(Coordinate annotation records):
* * * * * * * * *

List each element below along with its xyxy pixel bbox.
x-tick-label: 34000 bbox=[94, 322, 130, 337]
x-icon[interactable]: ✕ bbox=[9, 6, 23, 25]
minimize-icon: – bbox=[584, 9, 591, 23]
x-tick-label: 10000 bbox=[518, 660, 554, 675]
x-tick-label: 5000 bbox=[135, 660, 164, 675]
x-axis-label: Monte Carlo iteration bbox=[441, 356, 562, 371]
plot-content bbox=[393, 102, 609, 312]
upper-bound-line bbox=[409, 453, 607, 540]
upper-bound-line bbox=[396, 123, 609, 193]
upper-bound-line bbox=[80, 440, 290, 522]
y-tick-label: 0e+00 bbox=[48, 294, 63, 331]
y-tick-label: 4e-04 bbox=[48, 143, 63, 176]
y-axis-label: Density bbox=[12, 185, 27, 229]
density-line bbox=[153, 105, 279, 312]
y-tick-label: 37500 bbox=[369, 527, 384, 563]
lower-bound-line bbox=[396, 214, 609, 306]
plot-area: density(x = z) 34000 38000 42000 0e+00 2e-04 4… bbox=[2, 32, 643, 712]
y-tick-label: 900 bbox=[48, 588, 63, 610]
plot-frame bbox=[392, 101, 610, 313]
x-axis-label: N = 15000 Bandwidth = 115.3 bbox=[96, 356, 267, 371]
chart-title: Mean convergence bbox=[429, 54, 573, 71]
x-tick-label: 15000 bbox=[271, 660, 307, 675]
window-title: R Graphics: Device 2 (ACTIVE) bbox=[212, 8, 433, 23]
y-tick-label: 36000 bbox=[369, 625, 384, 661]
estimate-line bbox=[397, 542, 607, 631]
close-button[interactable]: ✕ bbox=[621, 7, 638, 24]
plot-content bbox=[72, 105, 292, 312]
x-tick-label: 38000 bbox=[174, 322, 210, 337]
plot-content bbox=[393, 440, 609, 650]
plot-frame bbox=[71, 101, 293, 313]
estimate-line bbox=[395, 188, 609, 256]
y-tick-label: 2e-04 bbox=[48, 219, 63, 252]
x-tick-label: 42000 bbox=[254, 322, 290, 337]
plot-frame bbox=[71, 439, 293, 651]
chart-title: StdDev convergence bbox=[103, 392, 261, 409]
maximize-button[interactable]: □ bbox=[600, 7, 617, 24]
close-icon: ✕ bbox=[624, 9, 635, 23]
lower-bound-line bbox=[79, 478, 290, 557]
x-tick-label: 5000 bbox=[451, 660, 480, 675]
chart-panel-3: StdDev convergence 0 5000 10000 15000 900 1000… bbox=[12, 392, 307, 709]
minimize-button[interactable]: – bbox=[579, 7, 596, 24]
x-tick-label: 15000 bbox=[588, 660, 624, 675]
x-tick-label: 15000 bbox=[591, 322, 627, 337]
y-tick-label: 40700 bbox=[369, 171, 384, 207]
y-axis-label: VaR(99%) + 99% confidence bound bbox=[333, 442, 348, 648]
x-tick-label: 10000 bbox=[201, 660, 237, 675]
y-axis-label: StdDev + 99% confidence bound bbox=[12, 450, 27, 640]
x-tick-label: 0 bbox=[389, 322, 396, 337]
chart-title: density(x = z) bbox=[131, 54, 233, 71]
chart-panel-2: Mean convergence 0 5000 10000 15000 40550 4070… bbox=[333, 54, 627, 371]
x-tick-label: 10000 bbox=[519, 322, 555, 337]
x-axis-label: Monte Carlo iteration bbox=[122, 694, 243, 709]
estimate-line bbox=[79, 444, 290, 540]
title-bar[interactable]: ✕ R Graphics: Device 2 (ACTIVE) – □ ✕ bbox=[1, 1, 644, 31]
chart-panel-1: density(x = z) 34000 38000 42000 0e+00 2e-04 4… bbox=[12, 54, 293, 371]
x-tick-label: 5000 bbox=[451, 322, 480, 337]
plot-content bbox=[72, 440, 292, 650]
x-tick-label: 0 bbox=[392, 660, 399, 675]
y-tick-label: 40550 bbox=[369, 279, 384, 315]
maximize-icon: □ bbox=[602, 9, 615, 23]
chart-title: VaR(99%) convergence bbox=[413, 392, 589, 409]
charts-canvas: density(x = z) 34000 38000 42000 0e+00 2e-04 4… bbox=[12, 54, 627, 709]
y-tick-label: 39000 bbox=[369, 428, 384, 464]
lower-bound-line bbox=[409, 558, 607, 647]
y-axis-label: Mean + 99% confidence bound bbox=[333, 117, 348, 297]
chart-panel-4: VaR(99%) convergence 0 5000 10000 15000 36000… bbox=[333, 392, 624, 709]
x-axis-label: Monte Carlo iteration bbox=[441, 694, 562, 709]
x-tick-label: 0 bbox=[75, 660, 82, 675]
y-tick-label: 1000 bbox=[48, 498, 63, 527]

* * * * * * * * *

Revise the rows above so that every instance of "Monte Carlo iteration" becomes "Simulation step", and leave everything else unchanged.

List each element below along with its xyxy pixel bbox.
x-tick-label: 34000 bbox=[94, 322, 130, 337]
x-icon[interactable]: ✕ bbox=[9, 6, 23, 25]
minimize-icon: – bbox=[584, 9, 591, 23]
x-tick-label: 10000 bbox=[518, 660, 554, 675]
x-tick-label: 5000 bbox=[135, 660, 164, 675]
x-axis-label: Simulation step bbox=[441, 356, 562, 371]
plot-content bbox=[393, 102, 609, 312]
upper-bound-line bbox=[409, 453, 607, 540]
upper-bound-line bbox=[396, 123, 609, 193]
upper-bound-line bbox=[80, 440, 290, 522]
y-tick-label: 0e+00 bbox=[48, 294, 63, 331]
y-tick-label: 4e-04 bbox=[48, 143, 63, 176]
y-axis-label: Density bbox=[12, 185, 27, 229]
density-line bbox=[153, 105, 279, 312]
y-tick-label: 37500 bbox=[369, 527, 384, 563]
lower-bound-line bbox=[396, 214, 609, 306]
plot-area: density(x = z) 34000 38000 42000 0e+00 2e-04 4… bbox=[2, 32, 643, 712]
y-tick-label: 900 bbox=[48, 588, 63, 610]
plot-frame bbox=[392, 101, 610, 313]
x-axis-label: N = 15000 Bandwidth = 115.3 bbox=[96, 356, 267, 371]
chart-title: Mean convergence bbox=[429, 54, 573, 71]
x-tick-label: 15000 bbox=[271, 660, 307, 675]
window-title: R Graphics: Device 2 (ACTIVE) bbox=[212, 8, 433, 23]
y-tick-label: 36000 bbox=[369, 625, 384, 661]
estimate-line bbox=[397, 542, 607, 631]
close-button[interactable]: ✕ bbox=[621, 7, 638, 24]
plot-content bbox=[72, 105, 292, 312]
x-tick-label: 38000 bbox=[174, 322, 210, 337]
plot-content bbox=[393, 440, 609, 650]
plot-frame bbox=[71, 101, 293, 313]
estimate-line bbox=[395, 188, 609, 256]
y-tick-label: 2e-04 bbox=[48, 219, 63, 252]
x-tick-label: 42000 bbox=[254, 322, 290, 337]
plot-frame bbox=[71, 439, 293, 651]
chart-title: StdDev convergence bbox=[103, 392, 261, 409]
maximize-button[interactable]: □ bbox=[600, 7, 617, 24]
close-icon: ✕ bbox=[624, 9, 635, 23]
lower-bound-line bbox=[79, 478, 290, 557]
x-tick-label: 5000 bbox=[451, 660, 480, 675]
chart-panel-3: StdDev convergence 0 5000 10000 15000 900 1000… bbox=[12, 392, 307, 709]
minimize-button[interactable]: – bbox=[579, 7, 596, 24]
x-tick-label: 15000 bbox=[588, 660, 624, 675]
x-tick-label: 15000 bbox=[591, 322, 627, 337]
y-tick-label: 40700 bbox=[369, 171, 384, 207]
y-axis-label: VaR(99%) + 99% confidence bound bbox=[333, 442, 348, 648]
x-tick-label: 10000 bbox=[201, 660, 237, 675]
y-axis-label: StdDev + 99% confidence bound bbox=[12, 450, 27, 640]
x-tick-label: 0 bbox=[389, 322, 396, 337]
chart-title: density(x = z) bbox=[131, 54, 233, 71]
chart-panel-2: Mean convergence 0 5000 10000 15000 40550 4070… bbox=[333, 54, 627, 371]
x-tick-label: 10000 bbox=[519, 322, 555, 337]
x-axis-label: Simulation step bbox=[122, 694, 243, 709]
estimate-line bbox=[79, 444, 290, 540]
title-bar[interactable]: ✕ R Graphics: Device 2 (ACTIVE) – □ ✕ bbox=[1, 1, 644, 31]
chart-panel-1: density(x = z) 34000 38000 42000 0e+00 2e-04 4… bbox=[12, 54, 293, 371]
x-tick-label: 5000 bbox=[451, 322, 480, 337]
plot-content bbox=[72, 440, 292, 650]
x-tick-label: 0 bbox=[392, 660, 399, 675]
y-tick-label: 40550 bbox=[369, 279, 384, 315]
maximize-icon: □ bbox=[602, 9, 615, 23]
chart-title: VaR(99%) convergence bbox=[413, 392, 589, 409]
charts-canvas: density(x = z) 34000 38000 42000 0e+00 2e-04 4… bbox=[12, 54, 627, 709]
y-tick-label: 39000 bbox=[369, 428, 384, 464]
lower-bound-line bbox=[409, 558, 607, 647]
y-axis-label: Mean + 99% confidence bound bbox=[333, 117, 348, 297]
chart-panel-4: VaR(99%) convergence 0 5000 10000 15000 36000… bbox=[333, 392, 624, 709]
x-axis-label: Simulation step bbox=[441, 694, 562, 709]
x-tick-label: 0 bbox=[75, 660, 82, 675]
y-tick-label: 1000 bbox=[48, 498, 63, 527]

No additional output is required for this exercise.